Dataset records
◆ ◆ ◆ ◆ ◆

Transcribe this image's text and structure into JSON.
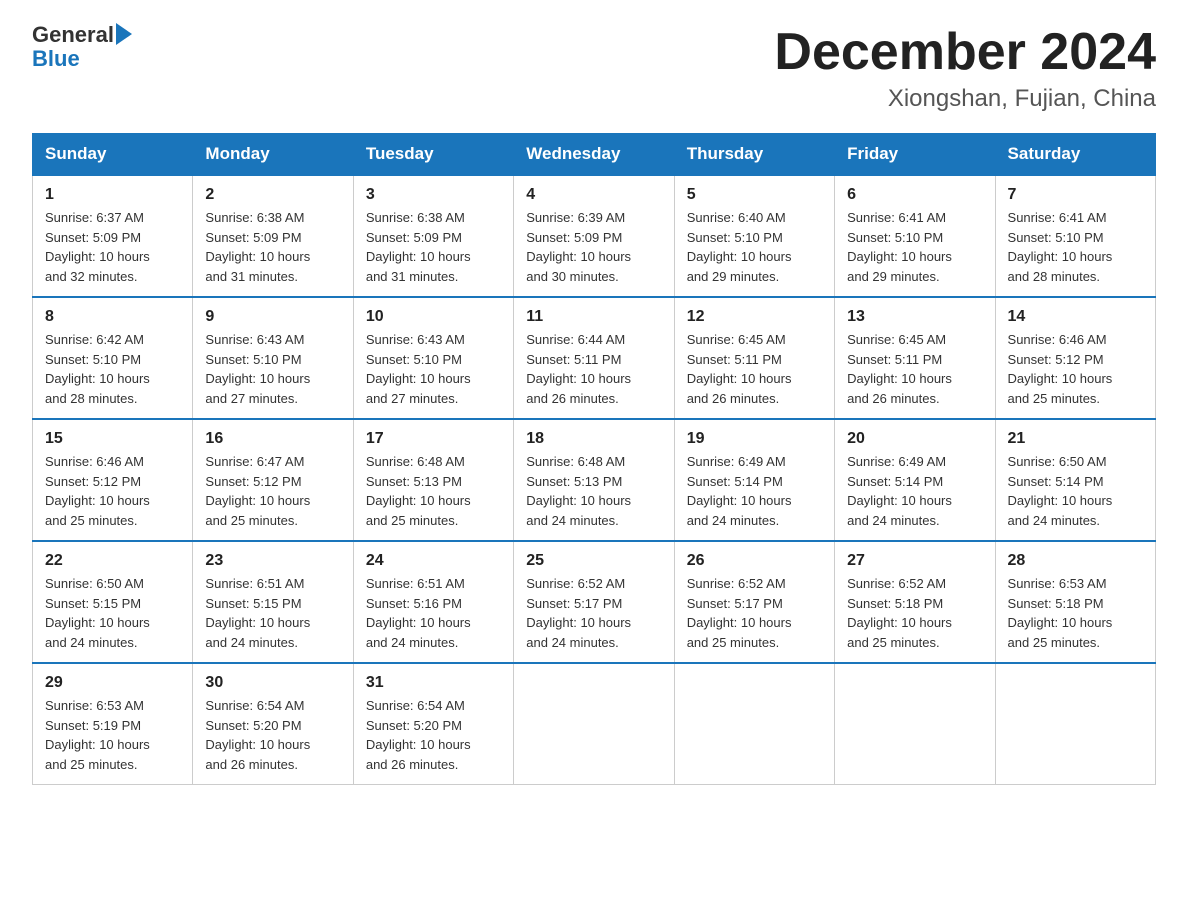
{
  "header": {
    "logo_general": "General",
    "logo_blue": "Blue",
    "month_title": "December 2024",
    "location": "Xiongshan, Fujian, China"
  },
  "days_of_week": [
    "Sunday",
    "Monday",
    "Tuesday",
    "Wednesday",
    "Thursday",
    "Friday",
    "Saturday"
  ],
  "weeks": [
    [
      {
        "day": "1",
        "sunrise": "6:37 AM",
        "sunset": "5:09 PM",
        "daylight": "10 hours and 32 minutes."
      },
      {
        "day": "2",
        "sunrise": "6:38 AM",
        "sunset": "5:09 PM",
        "daylight": "10 hours and 31 minutes."
      },
      {
        "day": "3",
        "sunrise": "6:38 AM",
        "sunset": "5:09 PM",
        "daylight": "10 hours and 31 minutes."
      },
      {
        "day": "4",
        "sunrise": "6:39 AM",
        "sunset": "5:09 PM",
        "daylight": "10 hours and 30 minutes."
      },
      {
        "day": "5",
        "sunrise": "6:40 AM",
        "sunset": "5:10 PM",
        "daylight": "10 hours and 29 minutes."
      },
      {
        "day": "6",
        "sunrise": "6:41 AM",
        "sunset": "5:10 PM",
        "daylight": "10 hours and 29 minutes."
      },
      {
        "day": "7",
        "sunrise": "6:41 AM",
        "sunset": "5:10 PM",
        "daylight": "10 hours and 28 minutes."
      }
    ],
    [
      {
        "day": "8",
        "sunrise": "6:42 AM",
        "sunset": "5:10 PM",
        "daylight": "10 hours and 28 minutes."
      },
      {
        "day": "9",
        "sunrise": "6:43 AM",
        "sunset": "5:10 PM",
        "daylight": "10 hours and 27 minutes."
      },
      {
        "day": "10",
        "sunrise": "6:43 AM",
        "sunset": "5:10 PM",
        "daylight": "10 hours and 27 minutes."
      },
      {
        "day": "11",
        "sunrise": "6:44 AM",
        "sunset": "5:11 PM",
        "daylight": "10 hours and 26 minutes."
      },
      {
        "day": "12",
        "sunrise": "6:45 AM",
        "sunset": "5:11 PM",
        "daylight": "10 hours and 26 minutes."
      },
      {
        "day": "13",
        "sunrise": "6:45 AM",
        "sunset": "5:11 PM",
        "daylight": "10 hours and 26 minutes."
      },
      {
        "day": "14",
        "sunrise": "6:46 AM",
        "sunset": "5:12 PM",
        "daylight": "10 hours and 25 minutes."
      }
    ],
    [
      {
        "day": "15",
        "sunrise": "6:46 AM",
        "sunset": "5:12 PM",
        "daylight": "10 hours and 25 minutes."
      },
      {
        "day": "16",
        "sunrise": "6:47 AM",
        "sunset": "5:12 PM",
        "daylight": "10 hours and 25 minutes."
      },
      {
        "day": "17",
        "sunrise": "6:48 AM",
        "sunset": "5:13 PM",
        "daylight": "10 hours and 25 minutes."
      },
      {
        "day": "18",
        "sunrise": "6:48 AM",
        "sunset": "5:13 PM",
        "daylight": "10 hours and 24 minutes."
      },
      {
        "day": "19",
        "sunrise": "6:49 AM",
        "sunset": "5:14 PM",
        "daylight": "10 hours and 24 minutes."
      },
      {
        "day": "20",
        "sunrise": "6:49 AM",
        "sunset": "5:14 PM",
        "daylight": "10 hours and 24 minutes."
      },
      {
        "day": "21",
        "sunrise": "6:50 AM",
        "sunset": "5:14 PM",
        "daylight": "10 hours and 24 minutes."
      }
    ],
    [
      {
        "day": "22",
        "sunrise": "6:50 AM",
        "sunset": "5:15 PM",
        "daylight": "10 hours and 24 minutes."
      },
      {
        "day": "23",
        "sunrise": "6:51 AM",
        "sunset": "5:15 PM",
        "daylight": "10 hours and 24 minutes."
      },
      {
        "day": "24",
        "sunrise": "6:51 AM",
        "sunset": "5:16 PM",
        "daylight": "10 hours and 24 minutes."
      },
      {
        "day": "25",
        "sunrise": "6:52 AM",
        "sunset": "5:17 PM",
        "daylight": "10 hours and 24 minutes."
      },
      {
        "day": "26",
        "sunrise": "6:52 AM",
        "sunset": "5:17 PM",
        "daylight": "10 hours and 25 minutes."
      },
      {
        "day": "27",
        "sunrise": "6:52 AM",
        "sunset": "5:18 PM",
        "daylight": "10 hours and 25 minutes."
      },
      {
        "day": "28",
        "sunrise": "6:53 AM",
        "sunset": "5:18 PM",
        "daylight": "10 hours and 25 minutes."
      }
    ],
    [
      {
        "day": "29",
        "sunrise": "6:53 AM",
        "sunset": "5:19 PM",
        "daylight": "10 hours and 25 minutes."
      },
      {
        "day": "30",
        "sunrise": "6:54 AM",
        "sunset": "5:20 PM",
        "daylight": "10 hours and 26 minutes."
      },
      {
        "day": "31",
        "sunrise": "6:54 AM",
        "sunset": "5:20 PM",
        "daylight": "10 hours and 26 minutes."
      },
      null,
      null,
      null,
      null
    ]
  ],
  "labels": {
    "sunrise": "Sunrise:",
    "sunset": "Sunset:",
    "daylight": "Daylight:"
  }
}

◆ ◆ ◆ ◆ ◆

Without the pictures, restate each entry exactly.

> _SOLUTION TO THIS TASK_:
Transcribe this image's text and structure into JSON.
{
  "header": {
    "logo_general": "General",
    "logo_blue": "Blue",
    "month_title": "December 2024",
    "location": "Xiongshan, Fujian, China"
  },
  "days_of_week": [
    "Sunday",
    "Monday",
    "Tuesday",
    "Wednesday",
    "Thursday",
    "Friday",
    "Saturday"
  ],
  "weeks": [
    [
      {
        "day": "1",
        "sunrise": "6:37 AM",
        "sunset": "5:09 PM",
        "daylight": "10 hours and 32 minutes."
      },
      {
        "day": "2",
        "sunrise": "6:38 AM",
        "sunset": "5:09 PM",
        "daylight": "10 hours and 31 minutes."
      },
      {
        "day": "3",
        "sunrise": "6:38 AM",
        "sunset": "5:09 PM",
        "daylight": "10 hours and 31 minutes."
      },
      {
        "day": "4",
        "sunrise": "6:39 AM",
        "sunset": "5:09 PM",
        "daylight": "10 hours and 30 minutes."
      },
      {
        "day": "5",
        "sunrise": "6:40 AM",
        "sunset": "5:10 PM",
        "daylight": "10 hours and 29 minutes."
      },
      {
        "day": "6",
        "sunrise": "6:41 AM",
        "sunset": "5:10 PM",
        "daylight": "10 hours and 29 minutes."
      },
      {
        "day": "7",
        "sunrise": "6:41 AM",
        "sunset": "5:10 PM",
        "daylight": "10 hours and 28 minutes."
      }
    ],
    [
      {
        "day": "8",
        "sunrise": "6:42 AM",
        "sunset": "5:10 PM",
        "daylight": "10 hours and 28 minutes."
      },
      {
        "day": "9",
        "sunrise": "6:43 AM",
        "sunset": "5:10 PM",
        "daylight": "10 hours and 27 minutes."
      },
      {
        "day": "10",
        "sunrise": "6:43 AM",
        "sunset": "5:10 PM",
        "daylight": "10 hours and 27 minutes."
      },
      {
        "day": "11",
        "sunrise": "6:44 AM",
        "sunset": "5:11 PM",
        "daylight": "10 hours and 26 minutes."
      },
      {
        "day": "12",
        "sunrise": "6:45 AM",
        "sunset": "5:11 PM",
        "daylight": "10 hours and 26 minutes."
      },
      {
        "day": "13",
        "sunrise": "6:45 AM",
        "sunset": "5:11 PM",
        "daylight": "10 hours and 26 minutes."
      },
      {
        "day": "14",
        "sunrise": "6:46 AM",
        "sunset": "5:12 PM",
        "daylight": "10 hours and 25 minutes."
      }
    ],
    [
      {
        "day": "15",
        "sunrise": "6:46 AM",
        "sunset": "5:12 PM",
        "daylight": "10 hours and 25 minutes."
      },
      {
        "day": "16",
        "sunrise": "6:47 AM",
        "sunset": "5:12 PM",
        "daylight": "10 hours and 25 minutes."
      },
      {
        "day": "17",
        "sunrise": "6:48 AM",
        "sunset": "5:13 PM",
        "daylight": "10 hours and 25 minutes."
      },
      {
        "day": "18",
        "sunrise": "6:48 AM",
        "sunset": "5:13 PM",
        "daylight": "10 hours and 24 minutes."
      },
      {
        "day": "19",
        "sunrise": "6:49 AM",
        "sunset": "5:14 PM",
        "daylight": "10 hours and 24 minutes."
      },
      {
        "day": "20",
        "sunrise": "6:49 AM",
        "sunset": "5:14 PM",
        "daylight": "10 hours and 24 minutes."
      },
      {
        "day": "21",
        "sunrise": "6:50 AM",
        "sunset": "5:14 PM",
        "daylight": "10 hours and 24 minutes."
      }
    ],
    [
      {
        "day": "22",
        "sunrise": "6:50 AM",
        "sunset": "5:15 PM",
        "daylight": "10 hours and 24 minutes."
      },
      {
        "day": "23",
        "sunrise": "6:51 AM",
        "sunset": "5:15 PM",
        "daylight": "10 hours and 24 minutes."
      },
      {
        "day": "24",
        "sunrise": "6:51 AM",
        "sunset": "5:16 PM",
        "daylight": "10 hours and 24 minutes."
      },
      {
        "day": "25",
        "sunrise": "6:52 AM",
        "sunset": "5:17 PM",
        "daylight": "10 hours and 24 minutes."
      },
      {
        "day": "26",
        "sunrise": "6:52 AM",
        "sunset": "5:17 PM",
        "daylight": "10 hours and 25 minutes."
      },
      {
        "day": "27",
        "sunrise": "6:52 AM",
        "sunset": "5:18 PM",
        "daylight": "10 hours and 25 minutes."
      },
      {
        "day": "28",
        "sunrise": "6:53 AM",
        "sunset": "5:18 PM",
        "daylight": "10 hours and 25 minutes."
      }
    ],
    [
      {
        "day": "29",
        "sunrise": "6:53 AM",
        "sunset": "5:19 PM",
        "daylight": "10 hours and 25 minutes."
      },
      {
        "day": "30",
        "sunrise": "6:54 AM",
        "sunset": "5:20 PM",
        "daylight": "10 hours and 26 minutes."
      },
      {
        "day": "31",
        "sunrise": "6:54 AM",
        "sunset": "5:20 PM",
        "daylight": "10 hours and 26 minutes."
      },
      null,
      null,
      null,
      null
    ]
  ],
  "labels": {
    "sunrise": "Sunrise:",
    "sunset": "Sunset:",
    "daylight": "Daylight:"
  }
}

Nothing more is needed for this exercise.